### Request
Extract the text of each entry below exactly, leaving every image behind.

### Records contained in a dataset
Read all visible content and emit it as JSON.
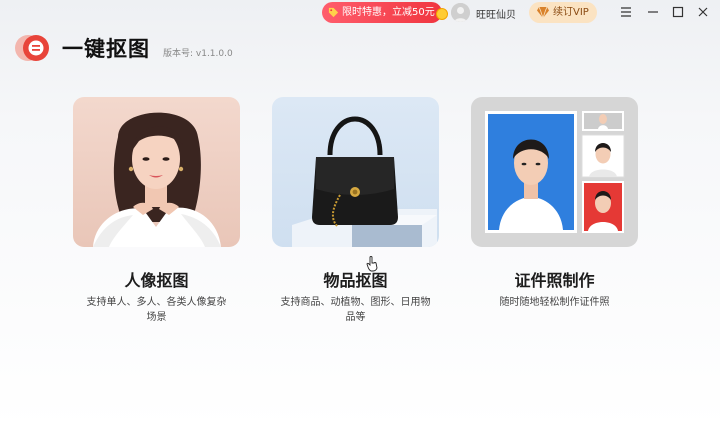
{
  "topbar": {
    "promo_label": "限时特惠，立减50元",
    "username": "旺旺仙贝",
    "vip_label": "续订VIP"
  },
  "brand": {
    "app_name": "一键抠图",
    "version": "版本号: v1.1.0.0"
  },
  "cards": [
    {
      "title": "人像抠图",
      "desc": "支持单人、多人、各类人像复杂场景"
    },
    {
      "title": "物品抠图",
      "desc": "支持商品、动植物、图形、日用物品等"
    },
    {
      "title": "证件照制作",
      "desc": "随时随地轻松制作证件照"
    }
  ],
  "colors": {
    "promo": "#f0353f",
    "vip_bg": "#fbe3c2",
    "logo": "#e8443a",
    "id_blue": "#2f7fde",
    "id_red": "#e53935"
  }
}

### Exercise response
Read all visible content and emit it as JSON.
{
  "topbar": {
    "promo_label": "限时特惠，立减50元",
    "username": "旺旺仙贝",
    "vip_label": "续订VIP"
  },
  "brand": {
    "app_name": "一键抠图",
    "version": "版本号: v1.1.0.0"
  },
  "cards": [
    {
      "title": "人像抠图",
      "desc": "支持单人、多人、各类人像复杂场景"
    },
    {
      "title": "物品抠图",
      "desc": "支持商品、动植物、图形、日用物品等"
    },
    {
      "title": "证件照制作",
      "desc": "随时随地轻松制作证件照"
    }
  ],
  "colors": {
    "promo": "#f0353f",
    "vip_bg": "#fbe3c2",
    "logo": "#e8443a",
    "id_blue": "#2f7fde",
    "id_red": "#e53935"
  }
}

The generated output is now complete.